PROVIDED DATA:
-- begin --

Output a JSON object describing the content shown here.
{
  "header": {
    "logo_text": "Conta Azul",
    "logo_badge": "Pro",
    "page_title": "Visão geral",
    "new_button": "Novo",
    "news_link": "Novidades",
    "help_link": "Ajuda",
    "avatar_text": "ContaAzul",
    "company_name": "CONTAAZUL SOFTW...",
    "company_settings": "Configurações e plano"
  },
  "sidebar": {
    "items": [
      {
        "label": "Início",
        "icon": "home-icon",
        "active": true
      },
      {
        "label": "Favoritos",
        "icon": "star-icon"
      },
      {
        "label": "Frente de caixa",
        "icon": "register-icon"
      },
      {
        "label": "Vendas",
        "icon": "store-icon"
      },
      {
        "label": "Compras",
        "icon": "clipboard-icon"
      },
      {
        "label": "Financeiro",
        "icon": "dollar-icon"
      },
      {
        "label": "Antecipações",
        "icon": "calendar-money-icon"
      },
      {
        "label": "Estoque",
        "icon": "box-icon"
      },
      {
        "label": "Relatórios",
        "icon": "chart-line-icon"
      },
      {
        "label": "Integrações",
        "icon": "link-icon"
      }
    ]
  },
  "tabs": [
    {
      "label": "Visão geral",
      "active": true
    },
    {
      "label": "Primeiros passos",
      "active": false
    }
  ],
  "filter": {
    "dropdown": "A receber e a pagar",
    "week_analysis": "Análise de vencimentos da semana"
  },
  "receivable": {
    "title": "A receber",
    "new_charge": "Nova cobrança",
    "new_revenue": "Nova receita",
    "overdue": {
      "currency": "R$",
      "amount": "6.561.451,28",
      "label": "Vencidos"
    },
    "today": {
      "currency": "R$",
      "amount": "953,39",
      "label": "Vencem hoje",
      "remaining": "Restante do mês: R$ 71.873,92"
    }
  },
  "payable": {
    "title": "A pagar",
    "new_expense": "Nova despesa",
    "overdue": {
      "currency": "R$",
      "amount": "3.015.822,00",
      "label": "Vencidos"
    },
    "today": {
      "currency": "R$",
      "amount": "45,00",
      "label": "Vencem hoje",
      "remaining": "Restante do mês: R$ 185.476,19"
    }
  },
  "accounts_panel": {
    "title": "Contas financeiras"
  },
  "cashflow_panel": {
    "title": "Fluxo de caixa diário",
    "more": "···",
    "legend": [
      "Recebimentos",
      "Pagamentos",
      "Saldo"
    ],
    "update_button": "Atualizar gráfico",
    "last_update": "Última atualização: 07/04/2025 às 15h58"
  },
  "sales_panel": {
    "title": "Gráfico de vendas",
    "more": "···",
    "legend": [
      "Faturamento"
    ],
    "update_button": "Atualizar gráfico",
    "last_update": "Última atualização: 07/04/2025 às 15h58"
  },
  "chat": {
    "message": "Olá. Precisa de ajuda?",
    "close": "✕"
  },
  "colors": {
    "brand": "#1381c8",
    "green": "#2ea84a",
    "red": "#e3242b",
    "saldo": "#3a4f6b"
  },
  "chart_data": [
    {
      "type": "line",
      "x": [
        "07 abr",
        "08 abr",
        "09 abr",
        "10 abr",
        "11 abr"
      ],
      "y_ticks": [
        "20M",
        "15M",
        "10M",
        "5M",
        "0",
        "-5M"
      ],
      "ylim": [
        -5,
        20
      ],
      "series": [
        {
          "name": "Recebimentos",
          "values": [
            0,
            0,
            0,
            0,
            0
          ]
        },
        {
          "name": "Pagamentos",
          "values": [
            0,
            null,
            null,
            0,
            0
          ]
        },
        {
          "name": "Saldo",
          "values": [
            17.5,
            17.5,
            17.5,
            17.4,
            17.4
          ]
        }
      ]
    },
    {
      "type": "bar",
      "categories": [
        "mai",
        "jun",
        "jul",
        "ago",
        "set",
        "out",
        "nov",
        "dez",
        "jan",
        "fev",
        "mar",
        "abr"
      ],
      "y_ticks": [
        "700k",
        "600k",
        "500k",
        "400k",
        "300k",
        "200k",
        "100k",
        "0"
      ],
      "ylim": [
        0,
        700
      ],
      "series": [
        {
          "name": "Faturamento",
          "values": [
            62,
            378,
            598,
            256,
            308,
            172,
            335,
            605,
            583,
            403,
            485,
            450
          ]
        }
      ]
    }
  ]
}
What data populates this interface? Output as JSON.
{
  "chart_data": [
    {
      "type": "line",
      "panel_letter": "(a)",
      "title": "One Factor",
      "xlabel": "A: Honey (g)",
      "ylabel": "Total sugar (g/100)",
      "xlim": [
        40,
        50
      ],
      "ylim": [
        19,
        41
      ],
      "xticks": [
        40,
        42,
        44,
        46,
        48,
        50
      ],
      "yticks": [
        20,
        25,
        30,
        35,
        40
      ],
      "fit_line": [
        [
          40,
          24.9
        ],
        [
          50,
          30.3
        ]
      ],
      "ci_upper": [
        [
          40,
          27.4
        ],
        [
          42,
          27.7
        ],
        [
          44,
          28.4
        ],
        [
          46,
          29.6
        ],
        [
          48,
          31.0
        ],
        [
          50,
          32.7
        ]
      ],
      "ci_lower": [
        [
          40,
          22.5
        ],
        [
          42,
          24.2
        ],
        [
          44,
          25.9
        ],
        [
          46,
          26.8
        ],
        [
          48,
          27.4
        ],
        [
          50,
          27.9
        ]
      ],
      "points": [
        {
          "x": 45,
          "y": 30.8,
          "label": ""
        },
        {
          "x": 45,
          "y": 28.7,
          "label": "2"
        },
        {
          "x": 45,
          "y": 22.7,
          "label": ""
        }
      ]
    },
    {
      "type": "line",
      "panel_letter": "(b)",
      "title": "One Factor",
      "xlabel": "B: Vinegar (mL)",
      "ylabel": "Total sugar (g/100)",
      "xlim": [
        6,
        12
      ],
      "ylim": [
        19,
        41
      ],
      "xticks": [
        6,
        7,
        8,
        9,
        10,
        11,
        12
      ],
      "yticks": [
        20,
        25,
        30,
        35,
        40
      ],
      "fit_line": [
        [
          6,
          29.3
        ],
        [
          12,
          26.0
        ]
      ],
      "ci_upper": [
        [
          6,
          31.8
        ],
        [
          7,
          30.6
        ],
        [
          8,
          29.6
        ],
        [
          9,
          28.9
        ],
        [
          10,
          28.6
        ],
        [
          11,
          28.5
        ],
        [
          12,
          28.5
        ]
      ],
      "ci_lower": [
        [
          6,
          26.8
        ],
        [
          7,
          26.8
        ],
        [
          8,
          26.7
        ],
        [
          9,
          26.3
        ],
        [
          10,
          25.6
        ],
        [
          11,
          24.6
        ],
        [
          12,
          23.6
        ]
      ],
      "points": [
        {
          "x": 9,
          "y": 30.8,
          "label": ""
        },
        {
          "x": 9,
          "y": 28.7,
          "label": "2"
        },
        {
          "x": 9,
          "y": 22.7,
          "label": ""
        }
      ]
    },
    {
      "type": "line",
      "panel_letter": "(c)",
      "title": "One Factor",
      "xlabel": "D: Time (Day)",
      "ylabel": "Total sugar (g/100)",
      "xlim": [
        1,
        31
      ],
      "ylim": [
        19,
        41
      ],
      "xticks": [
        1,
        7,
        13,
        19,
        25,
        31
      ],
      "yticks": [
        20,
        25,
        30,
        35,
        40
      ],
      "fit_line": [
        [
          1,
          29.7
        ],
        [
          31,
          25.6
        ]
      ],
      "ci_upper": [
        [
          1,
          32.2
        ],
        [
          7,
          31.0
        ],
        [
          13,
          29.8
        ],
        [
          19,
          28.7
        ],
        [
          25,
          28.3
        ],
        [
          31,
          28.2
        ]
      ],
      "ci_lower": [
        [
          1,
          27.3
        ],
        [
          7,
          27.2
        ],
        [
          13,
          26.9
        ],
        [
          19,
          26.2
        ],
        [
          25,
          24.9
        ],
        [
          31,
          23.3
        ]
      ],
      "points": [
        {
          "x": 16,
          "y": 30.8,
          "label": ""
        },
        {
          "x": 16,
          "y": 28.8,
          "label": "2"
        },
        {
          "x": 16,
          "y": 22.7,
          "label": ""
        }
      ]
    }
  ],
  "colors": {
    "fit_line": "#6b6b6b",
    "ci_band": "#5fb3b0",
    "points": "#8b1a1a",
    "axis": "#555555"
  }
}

-- end --

STATED GOAL: Reproduce each line of the material containing the word "Nova".

ANSWER TO THE PROBLEM:
    "new_charge": "Nova cobrança",
    "new_revenue": "Nova receita",
    "new_expense": "Nova despesa",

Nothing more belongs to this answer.